Short exercise — List every line below containing "Prime".

(Figure record extracts)
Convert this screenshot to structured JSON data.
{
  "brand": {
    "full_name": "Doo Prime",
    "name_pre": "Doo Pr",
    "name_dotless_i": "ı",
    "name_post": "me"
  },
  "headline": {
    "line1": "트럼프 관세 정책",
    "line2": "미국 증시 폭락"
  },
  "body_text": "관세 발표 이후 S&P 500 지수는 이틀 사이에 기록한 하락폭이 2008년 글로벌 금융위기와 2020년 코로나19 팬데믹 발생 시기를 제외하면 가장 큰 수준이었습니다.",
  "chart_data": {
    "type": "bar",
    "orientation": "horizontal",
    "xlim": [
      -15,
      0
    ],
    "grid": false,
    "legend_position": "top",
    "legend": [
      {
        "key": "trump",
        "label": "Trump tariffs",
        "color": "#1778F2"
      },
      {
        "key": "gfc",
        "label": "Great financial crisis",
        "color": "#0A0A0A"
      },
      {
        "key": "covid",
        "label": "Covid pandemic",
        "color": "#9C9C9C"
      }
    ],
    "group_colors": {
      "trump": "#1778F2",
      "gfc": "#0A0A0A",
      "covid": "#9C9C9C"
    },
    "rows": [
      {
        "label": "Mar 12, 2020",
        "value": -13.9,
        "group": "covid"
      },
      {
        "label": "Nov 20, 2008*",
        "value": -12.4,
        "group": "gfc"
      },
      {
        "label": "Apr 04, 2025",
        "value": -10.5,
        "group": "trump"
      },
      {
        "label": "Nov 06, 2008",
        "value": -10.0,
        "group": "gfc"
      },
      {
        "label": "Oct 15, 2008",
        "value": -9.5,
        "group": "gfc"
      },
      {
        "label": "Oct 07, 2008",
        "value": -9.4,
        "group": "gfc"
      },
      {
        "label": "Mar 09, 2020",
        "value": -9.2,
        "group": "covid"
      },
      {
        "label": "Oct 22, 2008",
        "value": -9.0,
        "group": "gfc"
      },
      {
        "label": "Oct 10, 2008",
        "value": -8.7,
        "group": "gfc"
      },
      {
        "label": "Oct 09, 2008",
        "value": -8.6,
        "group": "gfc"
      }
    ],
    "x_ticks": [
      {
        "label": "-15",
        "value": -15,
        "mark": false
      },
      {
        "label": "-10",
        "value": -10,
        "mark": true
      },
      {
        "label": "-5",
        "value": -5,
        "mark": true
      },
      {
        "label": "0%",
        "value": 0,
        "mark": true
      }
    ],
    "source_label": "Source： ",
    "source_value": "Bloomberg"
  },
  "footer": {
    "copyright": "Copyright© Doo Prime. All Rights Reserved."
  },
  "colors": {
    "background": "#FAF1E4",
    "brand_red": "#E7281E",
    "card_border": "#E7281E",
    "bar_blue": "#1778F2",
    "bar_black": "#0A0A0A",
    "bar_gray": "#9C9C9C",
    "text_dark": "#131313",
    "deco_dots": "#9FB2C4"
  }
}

Final result —
    "full_name": "Doo Prime",
    "copyright": "Copyright© Doo Prime. All Rights Reserved."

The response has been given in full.